* **Work to be completed**:
Arrange each line of the listing below as a Markdown table with two columns, Row for the row number and Entry for the line itself, and skip any blank lines.
───── Input records ─────
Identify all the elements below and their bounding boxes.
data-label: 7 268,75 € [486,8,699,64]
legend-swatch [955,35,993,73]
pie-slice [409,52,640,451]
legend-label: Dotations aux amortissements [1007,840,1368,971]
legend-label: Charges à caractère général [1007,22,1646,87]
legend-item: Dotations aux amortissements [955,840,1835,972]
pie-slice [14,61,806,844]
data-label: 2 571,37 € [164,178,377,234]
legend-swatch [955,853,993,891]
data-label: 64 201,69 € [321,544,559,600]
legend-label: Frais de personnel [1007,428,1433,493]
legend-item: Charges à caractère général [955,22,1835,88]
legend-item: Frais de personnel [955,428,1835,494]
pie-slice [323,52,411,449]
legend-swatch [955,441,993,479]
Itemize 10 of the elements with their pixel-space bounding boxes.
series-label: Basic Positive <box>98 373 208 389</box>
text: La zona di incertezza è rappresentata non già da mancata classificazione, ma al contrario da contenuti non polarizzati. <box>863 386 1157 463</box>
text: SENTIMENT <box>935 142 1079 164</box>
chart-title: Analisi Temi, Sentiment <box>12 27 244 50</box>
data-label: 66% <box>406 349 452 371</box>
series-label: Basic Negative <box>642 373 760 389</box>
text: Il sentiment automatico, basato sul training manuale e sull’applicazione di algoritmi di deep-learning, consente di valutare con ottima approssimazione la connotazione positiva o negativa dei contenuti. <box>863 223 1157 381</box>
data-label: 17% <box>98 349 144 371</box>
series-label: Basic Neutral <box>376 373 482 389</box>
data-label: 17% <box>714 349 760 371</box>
─────
* **The solution**:
| Row | Entry |
|---|---|
| 1 | Identify all the elements below and their bounding boxes. |
| 2 | data-label: 7 268,75 € [486,8,699,64] |
| 3 | legend-swatch [955,35,993,73] |
| 4 | pie-slice [409,52,640,451] |
| 5 | legend-label: Dotations aux amortissements [1007,840,1368,971] |
| 6 | legend-label: Charges à caractère général [1007,22,1646,87] |
| 7 | legend-item: Dotations aux amortissements [955,840,1835,972] |
| 8 | pie-slice [14,61,806,844] |
| 9 | data-label: 2 571,37 € [164,178,377,234] |
| 10 | legend-swatch [955,853,993,891] |
| 11 | data-label: 64 201,69 € [321,544,559,600] |
| 12 | legend-label: Frais de personnel [1007,428,1433,493] |
| 13 | legend-item: Charges à caractère général [955,22,1835,88] |
| 14 | legend-item: Frais de personnel [955,428,1835,494] |
| 15 | pie-slice [323,52,411,449] |
| 16 | legend-swatch [955,441,993,479] |
| 17 | Itemize 10 of the elements with their pixel-space bounding boxes. |
| 18 | series-label: Basic Positive <box>98 373 208 389</box> |
| 19 | text: La zona di incertezza è rappresentata non già da mancata classificazione, ma al contrario da contenuti non polarizzati. <box>863 386 1157 463</box> |
| 20 | text: SENTIMENT <box>935 142 1079 164</box> |
| 21 | chart-title: Analisi Temi, Sentiment <box>12 27 244 50</box> |
| 22 | data-label: 66% <box>406 349 452 371</box> |
| 23 | series-label: Basic Negative <box>642 373 760 389</box> |
| 24 | text: Il sentiment automatico, basato sul training manuale e sull’applicazione di algoritmi di deep-learning, consente di valutare con ottima approssimazione la connotazione positiva o negativa dei contenuti. <box>863 223 1157 381</box> |
| 25 | data-label: 17% <box>98 349 144 371</box> |
| 26 | series-label: Basic Neutral <box>376 373 482 389</box> |
| 27 | data-label: 17% <box>714 349 760 371</box> |